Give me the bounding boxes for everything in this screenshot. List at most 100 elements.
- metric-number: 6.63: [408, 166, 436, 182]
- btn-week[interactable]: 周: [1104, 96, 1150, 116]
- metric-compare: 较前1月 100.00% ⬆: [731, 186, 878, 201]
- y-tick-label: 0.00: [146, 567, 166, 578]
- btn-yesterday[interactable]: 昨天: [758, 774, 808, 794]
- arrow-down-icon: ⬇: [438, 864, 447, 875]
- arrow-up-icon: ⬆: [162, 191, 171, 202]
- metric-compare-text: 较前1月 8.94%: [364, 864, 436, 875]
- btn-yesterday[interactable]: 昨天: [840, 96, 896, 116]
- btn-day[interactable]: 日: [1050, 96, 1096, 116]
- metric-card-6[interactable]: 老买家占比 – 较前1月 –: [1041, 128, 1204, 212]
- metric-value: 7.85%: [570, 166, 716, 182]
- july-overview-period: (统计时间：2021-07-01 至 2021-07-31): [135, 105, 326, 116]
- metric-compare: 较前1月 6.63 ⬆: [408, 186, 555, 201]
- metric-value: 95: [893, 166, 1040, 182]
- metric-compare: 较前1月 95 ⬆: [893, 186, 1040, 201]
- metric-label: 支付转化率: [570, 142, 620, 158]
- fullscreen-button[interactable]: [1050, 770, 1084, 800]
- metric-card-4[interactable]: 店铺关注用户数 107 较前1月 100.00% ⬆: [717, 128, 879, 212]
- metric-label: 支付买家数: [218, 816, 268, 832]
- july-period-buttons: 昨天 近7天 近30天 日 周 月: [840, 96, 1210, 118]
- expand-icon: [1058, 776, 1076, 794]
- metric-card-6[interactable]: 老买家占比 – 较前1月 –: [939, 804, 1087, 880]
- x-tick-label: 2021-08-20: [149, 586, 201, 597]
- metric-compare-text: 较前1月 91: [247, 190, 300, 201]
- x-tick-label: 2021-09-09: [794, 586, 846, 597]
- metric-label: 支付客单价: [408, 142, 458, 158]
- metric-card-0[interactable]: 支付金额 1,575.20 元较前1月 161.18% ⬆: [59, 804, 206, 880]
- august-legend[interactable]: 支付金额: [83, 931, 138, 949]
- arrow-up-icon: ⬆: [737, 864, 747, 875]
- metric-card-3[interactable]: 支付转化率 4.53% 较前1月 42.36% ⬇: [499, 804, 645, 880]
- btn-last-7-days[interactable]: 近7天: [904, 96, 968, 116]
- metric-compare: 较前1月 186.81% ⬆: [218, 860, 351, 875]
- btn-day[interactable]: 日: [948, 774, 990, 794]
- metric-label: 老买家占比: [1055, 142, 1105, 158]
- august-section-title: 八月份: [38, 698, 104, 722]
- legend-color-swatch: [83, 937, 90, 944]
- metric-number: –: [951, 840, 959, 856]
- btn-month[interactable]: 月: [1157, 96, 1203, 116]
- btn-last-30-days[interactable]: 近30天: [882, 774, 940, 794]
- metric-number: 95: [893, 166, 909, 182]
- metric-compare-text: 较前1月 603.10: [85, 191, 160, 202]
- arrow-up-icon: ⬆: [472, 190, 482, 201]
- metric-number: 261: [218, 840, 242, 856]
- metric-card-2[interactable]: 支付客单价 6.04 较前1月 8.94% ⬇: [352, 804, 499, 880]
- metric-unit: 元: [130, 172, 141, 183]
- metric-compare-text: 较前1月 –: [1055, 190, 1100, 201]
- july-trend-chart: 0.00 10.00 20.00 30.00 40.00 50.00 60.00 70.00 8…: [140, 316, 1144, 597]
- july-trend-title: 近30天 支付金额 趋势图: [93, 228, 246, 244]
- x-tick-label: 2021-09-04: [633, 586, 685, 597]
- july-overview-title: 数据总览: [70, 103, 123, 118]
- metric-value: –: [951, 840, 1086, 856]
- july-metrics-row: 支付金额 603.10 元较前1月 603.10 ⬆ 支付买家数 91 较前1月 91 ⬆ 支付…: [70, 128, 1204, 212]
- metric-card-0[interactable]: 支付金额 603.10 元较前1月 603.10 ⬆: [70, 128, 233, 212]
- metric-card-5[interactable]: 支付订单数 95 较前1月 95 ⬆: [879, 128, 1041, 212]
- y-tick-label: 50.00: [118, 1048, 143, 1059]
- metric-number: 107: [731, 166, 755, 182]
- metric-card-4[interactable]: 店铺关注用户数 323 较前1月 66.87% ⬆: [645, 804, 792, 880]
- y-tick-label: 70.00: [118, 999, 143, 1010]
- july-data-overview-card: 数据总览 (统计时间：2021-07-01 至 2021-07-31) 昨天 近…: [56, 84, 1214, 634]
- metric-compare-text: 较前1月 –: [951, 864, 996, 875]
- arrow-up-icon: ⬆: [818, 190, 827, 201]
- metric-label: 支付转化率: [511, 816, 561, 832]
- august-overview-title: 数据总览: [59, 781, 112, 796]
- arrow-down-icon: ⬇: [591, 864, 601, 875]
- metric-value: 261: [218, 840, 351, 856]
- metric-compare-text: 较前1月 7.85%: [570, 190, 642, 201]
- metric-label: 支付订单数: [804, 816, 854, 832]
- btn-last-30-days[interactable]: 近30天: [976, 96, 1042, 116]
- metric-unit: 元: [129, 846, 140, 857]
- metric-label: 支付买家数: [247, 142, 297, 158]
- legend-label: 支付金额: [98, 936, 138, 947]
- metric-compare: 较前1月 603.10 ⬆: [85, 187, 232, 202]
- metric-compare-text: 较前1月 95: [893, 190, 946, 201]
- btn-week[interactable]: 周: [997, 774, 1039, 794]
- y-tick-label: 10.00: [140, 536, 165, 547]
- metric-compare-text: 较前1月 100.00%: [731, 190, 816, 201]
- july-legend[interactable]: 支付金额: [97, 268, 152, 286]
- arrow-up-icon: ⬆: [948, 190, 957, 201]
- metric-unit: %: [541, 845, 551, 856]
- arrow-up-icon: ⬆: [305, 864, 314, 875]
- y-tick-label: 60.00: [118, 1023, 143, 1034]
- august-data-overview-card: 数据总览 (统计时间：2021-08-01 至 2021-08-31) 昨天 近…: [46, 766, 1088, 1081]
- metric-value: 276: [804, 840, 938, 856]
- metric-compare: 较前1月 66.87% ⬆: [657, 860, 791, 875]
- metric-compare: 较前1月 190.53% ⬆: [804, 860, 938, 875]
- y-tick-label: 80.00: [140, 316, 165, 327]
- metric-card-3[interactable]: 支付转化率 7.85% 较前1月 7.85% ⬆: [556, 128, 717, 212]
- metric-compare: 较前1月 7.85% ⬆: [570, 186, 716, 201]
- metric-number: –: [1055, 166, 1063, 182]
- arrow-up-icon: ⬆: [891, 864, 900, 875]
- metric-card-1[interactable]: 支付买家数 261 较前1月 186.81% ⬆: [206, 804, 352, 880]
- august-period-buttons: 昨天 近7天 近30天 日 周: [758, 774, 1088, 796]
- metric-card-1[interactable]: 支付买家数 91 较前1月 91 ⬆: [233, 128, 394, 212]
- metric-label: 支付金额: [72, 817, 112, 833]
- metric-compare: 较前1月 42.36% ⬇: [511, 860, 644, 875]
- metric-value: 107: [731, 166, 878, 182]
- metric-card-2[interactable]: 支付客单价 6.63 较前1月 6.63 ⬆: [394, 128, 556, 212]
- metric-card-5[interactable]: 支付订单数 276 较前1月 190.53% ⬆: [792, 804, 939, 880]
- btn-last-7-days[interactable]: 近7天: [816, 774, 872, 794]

================================

→ **TASK INSTRUCTIONS**:
Copy every line above word for word, in the same order.

→ **RESULT OF THIS TASK**:
Give me the bounding boxes for everything in this screenshot. List at most 100 elements.
- metric-number: 6.63: [408, 166, 436, 182]
- btn-week[interactable]: 周: [1104, 96, 1150, 116]
- metric-compare: 较前1月 100.00% ⬆: [731, 186, 878, 201]
- y-tick-label: 0.00: [146, 567, 166, 578]
- btn-yesterday[interactable]: 昨天: [758, 774, 808, 794]
- arrow-down-icon: ⬇: [438, 864, 447, 875]
- arrow-up-icon: ⬆: [162, 191, 171, 202]
- metric-compare-text: 较前1月 8.94%: [364, 864, 436, 875]
- btn-yesterday[interactable]: 昨天: [840, 96, 896, 116]
- btn-day[interactable]: 日: [1050, 96, 1096, 116]
- metric-card-6[interactable]: 老买家占比 – 较前1月 –: [1041, 128, 1204, 212]
- metric-value: 7.85%: [570, 166, 716, 182]
- july-overview-period: (统计时间：2021-07-01 至 2021-07-31): [135, 105, 326, 116]
- metric-compare: 较前1月 6.63 ⬆: [408, 186, 555, 201]
- metric-value: 95: [893, 166, 1040, 182]
- metric-compare: 较前1月 95 ⬆: [893, 186, 1040, 201]
- metric-label: 支付转化率: [570, 142, 620, 158]
- fullscreen-button[interactable]: [1050, 770, 1084, 800]
- metric-card-4[interactable]: 店铺关注用户数 107 较前1月 100.00% ⬆: [717, 128, 879, 212]
- metric-label: 支付买家数: [218, 816, 268, 832]
- july-period-buttons: 昨天 近7天 近30天 日 周 月: [840, 96, 1210, 118]
- expand-icon: [1058, 776, 1076, 794]
- metric-card-6[interactable]: 老买家占比 – 较前1月 –: [939, 804, 1087, 880]
- x-tick-label: 2021-08-20: [149, 586, 201, 597]
- metric-compare-text: 较前1月 91: [247, 190, 300, 201]
- x-tick-label: 2021-09-09: [794, 586, 846, 597]
- metric-label: 支付客单价: [408, 142, 458, 158]
- metric-card-0[interactable]: 支付金额 1,575.20 元较前1月 161.18% ⬆: [59, 804, 206, 880]
- august-legend[interactable]: 支付金额: [83, 931, 138, 949]
- arrow-up-icon: ⬆: [737, 864, 747, 875]
- metric-card-3[interactable]: 支付转化率 4.53% 较前1月 42.36% ⬇: [499, 804, 645, 880]
- btn-last-7-days[interactable]: 近7天: [904, 96, 968, 116]
- metric-compare: 较前1月 186.81% ⬆: [218, 860, 351, 875]
- btn-day[interactable]: 日: [948, 774, 990, 794]
- metric-label: 老买家占比: [1055, 142, 1105, 158]
- august-section-title: 八月份: [38, 698, 104, 722]
- legend-color-swatch: [83, 937, 90, 944]
- metric-number: –: [951, 840, 959, 856]
- btn-month[interactable]: 月: [1157, 96, 1203, 116]
- btn-last-30-days[interactable]: 近30天: [882, 774, 940, 794]
- metric-number: 95: [893, 166, 909, 182]
- metric-compare-text: 较前1月 603.10: [85, 191, 160, 202]
- arrow-up-icon: ⬆: [472, 190, 482, 201]
- metric-number: 261: [218, 840, 242, 856]
- metric-card-2[interactable]: 支付客单价 6.04 较前1月 8.94% ⬇: [352, 804, 499, 880]
- metric-unit: 元: [130, 172, 141, 183]
- metric-compare-text: 较前1月 –: [1055, 190, 1100, 201]
- july-trend-chart: 0.00 10.00 20.00 30.00 40.00 50.00 60.00 70.00 8…: [140, 316, 1144, 597]
- july-trend-title: 近30天 支付金额 趋势图: [93, 228, 246, 244]
- x-tick-label: 2021-09-04: [633, 586, 685, 597]
- july-overview-title: 数据总览: [70, 103, 123, 118]
- metric-value: –: [951, 840, 1086, 856]
- july-metrics-row: 支付金额 603.10 元较前1月 603.10 ⬆ 支付买家数 91 较前1月 91 ⬆ 支付…: [70, 128, 1204, 212]
- metric-card-0[interactable]: 支付金额 603.10 元较前1月 603.10 ⬆: [70, 128, 233, 212]
- metric-card-5[interactable]: 支付订单数 95 较前1月 95 ⬆: [879, 128, 1041, 212]
- y-tick-label: 50.00: [118, 1048, 143, 1059]
- metric-number: 107: [731, 166, 755, 182]
- metric-card-4[interactable]: 店铺关注用户数 323 较前1月 66.87% ⬆: [645, 804, 792, 880]
- y-tick-label: 70.00: [118, 999, 143, 1010]
- july-data-overview-card: 数据总览 (统计时间：2021-07-01 至 2021-07-31) 昨天 近…: [56, 84, 1214, 634]
- metric-compare-text: 较前1月 –: [951, 864, 996, 875]
- arrow-up-icon: ⬆: [818, 190, 827, 201]
- metric-label: 支付转化率: [511, 816, 561, 832]
- august-overview-title: 数据总览: [59, 781, 112, 796]
- arrow-down-icon: ⬇: [591, 864, 601, 875]
- metric-value: 261: [218, 840, 351, 856]
- metric-compare-text: 较前1月 7.85%: [570, 190, 642, 201]
- metric-label: 支付订单数: [804, 816, 854, 832]
- btn-last-30-days[interactable]: 近30天: [976, 96, 1042, 116]
- metric-unit: 元: [129, 846, 140, 857]
- metric-label: 支付买家数: [247, 142, 297, 158]
- legend-label: 支付金额: [98, 936, 138, 947]
- metric-compare: 较前1月 603.10 ⬆: [85, 187, 232, 202]
- metric-compare-text: 较前1月 95: [893, 190, 946, 201]
- btn-week[interactable]: 周: [997, 774, 1039, 794]
- y-tick-label: 10.00: [140, 536, 165, 547]
- metric-compare-text: 较前1月 100.00%: [731, 190, 816, 201]
- july-legend[interactable]: 支付金额: [97, 268, 152, 286]
- arrow-up-icon: ⬆: [948, 190, 957, 201]
- metric-unit: %: [541, 845, 551, 856]
- arrow-up-icon: ⬆: [305, 864, 314, 875]
- y-tick-label: 60.00: [118, 1023, 143, 1034]
- august-data-overview-card: 数据总览 (统计时间：2021-08-01 至 2021-08-31) 昨天 近…: [46, 766, 1088, 1081]
- metric-value: 276: [804, 840, 938, 856]
- metric-compare: 较前1月 66.87% ⬆: [657, 860, 791, 875]
- metric-compare: 较前1月 190.53% ⬆: [804, 860, 938, 875]
- y-tick-label: 80.00: [140, 316, 165, 327]
- metric-card-3[interactable]: 支付转化率 7.85% 较前1月 7.85% ⬆: [556, 128, 717, 212]
- metric-compare: 较前1月 7.85% ⬆: [570, 186, 716, 201]
- metric-number: –: [1055, 166, 1063, 182]
- arrow-up-icon: ⬆: [891, 864, 900, 875]
- metric-card-1[interactable]: 支付买家数 261 较前1月 186.81% ⬆: [206, 804, 352, 880]
- august-period-buttons: 昨天 近7天 近30天 日 周: [758, 774, 1088, 796]
- metric-card-1[interactable]: 支付买家数 91 较前1月 91 ⬆: [233, 128, 394, 212]
- metric-label: 支付金额: [72, 817, 112, 833]
- metric-compare: 较前1月 42.36% ⬇: [511, 860, 644, 875]
- metric-value: 107: [731, 166, 878, 182]
- metric-card-2[interactable]: 支付客单价 6.63 较前1月 6.63 ⬆: [394, 128, 556, 212]
- metric-card-5[interactable]: 支付订单数 276 较前1月 190.53% ⬆: [792, 804, 939, 880]
- btn-last-7-days[interactable]: 近7天: [816, 774, 872, 794]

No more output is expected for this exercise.